# PROVIDED TEXT
1: I don't know if this remained true throughout the run of the show, as I didn't watch, but early on in Voyager we were supposed to believe they were rationing their replicator use because they didn't have the power to operate them in the normal manner. Yet, holodecks were still fine. It's the same technology with just minor differences. Supposedly they were hooked up to different power grids that couldn't be linked or whatever. All I could ever think whenever they said that was "Geordi could do it."

2: Space must be awfully small. If we go by example, The first enterprise made it from Earth to the Klingon Homeworld in a matter of days, and that wasn't a straight line either, they went other places first. All this with a top speed of warp 4. Then of course there's first contact, in which the Enterprise makes it from the Romulan border to Earth in seemingly a matter of minutes. Space seems to be getting awfully crowded.

3: They never used the captain's Yacht in the series.

4: I have recently gained a new appreciation for DS9, a series I previously disliked, but I still always come back to one thing. It's a space station, it's stationary, by it's very nature it negates the franchise title.

5: Why do they keep making control panels out of explosive materials?

6: Sentient Holograms? Wow, if only Dr. Soong had known it was just that easy to make a fully functional and self aware conciousness.

7: Man, they sure wussified the borg. The borg were scary because they were faceless, they were a perfect hive, and they couldn't be reasoned with. Giving the Borg a face, with all the human frailties we're familiar with totally defanged the Borg.

8: Neelix and Dr. Phlox, seperated at birth?

9: T'Pol: "We need to decontaminate, here, rub this blue jello all over my body... but not my whole body, just a few key bits, the other bits will become decontaminated through osmosis."

10: We don't have money on Earth in the future, but we do have transporter credits, so be sure to budget your travel.

11: Enterprise Vulcans aren't so much logical as they are snotty and irritable.

12: We can't make a good odd-numbered movie to save our lives.

13: Nothing ever came of that first season conspiracy with the little bug things that took over peoples minds and tried to bring down starfleet. The arc ended with a message being transmitted into space, but we never heard from them again. I think it's time for the crawlly things to come back with a vengence.

# CHECK YOUR UNDERSTANDING
**1)** List every character named in the numbered complaints.
**2)** From the numbered complaints, reproduce verbatim the passage that begins at the words "5: Why do they" and ends after the words "seperated at birth?".

# STUDY MATERIAL
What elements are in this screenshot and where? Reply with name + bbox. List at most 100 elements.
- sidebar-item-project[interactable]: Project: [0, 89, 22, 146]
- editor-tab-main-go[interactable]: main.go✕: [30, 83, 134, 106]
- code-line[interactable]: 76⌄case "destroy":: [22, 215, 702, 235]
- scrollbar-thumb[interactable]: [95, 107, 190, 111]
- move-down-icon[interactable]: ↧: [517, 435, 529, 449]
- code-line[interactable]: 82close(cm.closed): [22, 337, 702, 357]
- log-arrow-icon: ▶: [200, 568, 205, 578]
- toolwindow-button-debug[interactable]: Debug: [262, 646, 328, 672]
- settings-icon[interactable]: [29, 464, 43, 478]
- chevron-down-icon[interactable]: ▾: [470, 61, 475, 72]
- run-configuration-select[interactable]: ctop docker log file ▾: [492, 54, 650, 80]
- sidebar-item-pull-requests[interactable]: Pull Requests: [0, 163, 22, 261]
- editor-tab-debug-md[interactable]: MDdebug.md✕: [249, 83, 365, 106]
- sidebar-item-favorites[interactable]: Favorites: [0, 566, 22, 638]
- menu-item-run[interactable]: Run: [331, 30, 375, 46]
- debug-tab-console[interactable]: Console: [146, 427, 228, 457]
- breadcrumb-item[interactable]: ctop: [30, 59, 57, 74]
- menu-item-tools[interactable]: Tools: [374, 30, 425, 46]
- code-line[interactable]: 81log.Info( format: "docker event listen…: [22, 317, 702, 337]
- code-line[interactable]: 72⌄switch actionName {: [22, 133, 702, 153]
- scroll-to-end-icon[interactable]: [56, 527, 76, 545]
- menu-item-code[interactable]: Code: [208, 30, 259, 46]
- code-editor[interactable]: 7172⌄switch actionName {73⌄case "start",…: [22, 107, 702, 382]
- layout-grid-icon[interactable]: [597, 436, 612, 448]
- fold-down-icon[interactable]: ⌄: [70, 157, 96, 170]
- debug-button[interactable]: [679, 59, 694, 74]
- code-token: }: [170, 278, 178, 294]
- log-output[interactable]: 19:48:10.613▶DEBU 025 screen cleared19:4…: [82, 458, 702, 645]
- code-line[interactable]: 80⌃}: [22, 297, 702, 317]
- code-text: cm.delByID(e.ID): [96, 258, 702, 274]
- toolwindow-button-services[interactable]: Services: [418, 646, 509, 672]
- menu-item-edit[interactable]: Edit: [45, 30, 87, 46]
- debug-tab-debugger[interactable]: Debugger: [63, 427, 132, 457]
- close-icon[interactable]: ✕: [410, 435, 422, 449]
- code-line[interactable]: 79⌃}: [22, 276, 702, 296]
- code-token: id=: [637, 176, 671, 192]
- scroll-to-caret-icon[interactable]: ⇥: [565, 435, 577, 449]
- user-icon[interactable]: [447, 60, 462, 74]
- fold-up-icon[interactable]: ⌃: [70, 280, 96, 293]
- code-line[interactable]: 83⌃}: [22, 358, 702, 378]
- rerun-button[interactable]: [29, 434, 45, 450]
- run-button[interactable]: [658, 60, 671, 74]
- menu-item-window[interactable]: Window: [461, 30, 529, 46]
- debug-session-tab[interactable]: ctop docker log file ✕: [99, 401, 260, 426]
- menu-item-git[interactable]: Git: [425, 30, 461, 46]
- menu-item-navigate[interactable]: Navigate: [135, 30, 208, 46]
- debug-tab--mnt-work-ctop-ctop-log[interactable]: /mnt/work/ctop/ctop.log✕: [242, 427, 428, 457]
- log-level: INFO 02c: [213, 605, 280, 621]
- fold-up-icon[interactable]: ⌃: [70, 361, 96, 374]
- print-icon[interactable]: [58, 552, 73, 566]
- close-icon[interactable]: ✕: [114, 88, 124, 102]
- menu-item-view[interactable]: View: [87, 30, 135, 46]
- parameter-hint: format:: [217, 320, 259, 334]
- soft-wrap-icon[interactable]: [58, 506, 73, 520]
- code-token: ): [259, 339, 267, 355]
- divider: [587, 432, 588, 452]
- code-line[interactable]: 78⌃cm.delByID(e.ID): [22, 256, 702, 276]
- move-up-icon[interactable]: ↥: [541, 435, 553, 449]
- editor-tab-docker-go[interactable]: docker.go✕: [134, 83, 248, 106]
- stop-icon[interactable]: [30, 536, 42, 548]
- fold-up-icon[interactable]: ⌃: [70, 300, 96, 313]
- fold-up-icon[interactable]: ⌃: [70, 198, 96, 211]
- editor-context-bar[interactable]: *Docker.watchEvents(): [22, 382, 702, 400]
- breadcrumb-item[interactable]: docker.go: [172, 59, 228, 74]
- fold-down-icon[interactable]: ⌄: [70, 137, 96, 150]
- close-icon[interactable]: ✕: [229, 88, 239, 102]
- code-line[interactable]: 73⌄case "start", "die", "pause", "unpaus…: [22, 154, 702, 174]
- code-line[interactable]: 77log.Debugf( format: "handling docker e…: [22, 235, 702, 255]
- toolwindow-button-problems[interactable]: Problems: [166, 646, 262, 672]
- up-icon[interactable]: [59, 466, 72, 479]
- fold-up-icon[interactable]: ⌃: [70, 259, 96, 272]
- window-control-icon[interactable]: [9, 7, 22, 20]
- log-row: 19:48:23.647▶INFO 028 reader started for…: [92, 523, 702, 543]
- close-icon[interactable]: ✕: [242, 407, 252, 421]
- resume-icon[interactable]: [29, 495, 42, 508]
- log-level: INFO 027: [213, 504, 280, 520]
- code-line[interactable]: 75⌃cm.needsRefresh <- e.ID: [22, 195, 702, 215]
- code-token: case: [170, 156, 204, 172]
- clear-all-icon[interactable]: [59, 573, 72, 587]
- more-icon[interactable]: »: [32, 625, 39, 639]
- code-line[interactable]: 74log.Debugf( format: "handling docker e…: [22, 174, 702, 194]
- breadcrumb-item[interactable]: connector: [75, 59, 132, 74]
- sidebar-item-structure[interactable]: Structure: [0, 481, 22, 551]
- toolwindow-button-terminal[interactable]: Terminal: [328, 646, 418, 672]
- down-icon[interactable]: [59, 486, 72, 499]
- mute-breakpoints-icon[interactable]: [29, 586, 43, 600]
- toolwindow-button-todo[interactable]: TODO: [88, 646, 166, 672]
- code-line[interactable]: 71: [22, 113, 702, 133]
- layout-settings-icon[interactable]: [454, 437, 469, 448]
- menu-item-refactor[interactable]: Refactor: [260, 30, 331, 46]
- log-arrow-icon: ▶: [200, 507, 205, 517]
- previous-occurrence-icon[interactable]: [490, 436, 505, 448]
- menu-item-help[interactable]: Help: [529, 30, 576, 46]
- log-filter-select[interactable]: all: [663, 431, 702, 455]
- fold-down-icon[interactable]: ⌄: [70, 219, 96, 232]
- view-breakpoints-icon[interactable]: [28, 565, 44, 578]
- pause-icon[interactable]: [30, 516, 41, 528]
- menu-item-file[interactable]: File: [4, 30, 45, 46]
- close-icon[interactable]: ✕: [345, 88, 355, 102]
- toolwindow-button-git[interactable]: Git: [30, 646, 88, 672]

# RESULTS OF THE EXERCISE
**1)** Geordi, Dr. Soong, Neelix, Dr. Phlox, T'Pol

**2)**
5: Why do they keep making control panels out of explosive materials?

6: Sentient Holograms? Wow, if only Dr. Soong had known it was just that easy to make a fully functional and self aware conciousness.

7: Man, they sure wussified the borg. The borg were scary because they were faceless, they were a perfect hive, and they couldn't be reasoned with. Giving the Borg a face, with all the human frailties we're familiar with totally defanged the Borg.

8: Neelix and Dr. Phlox, seperated at birth?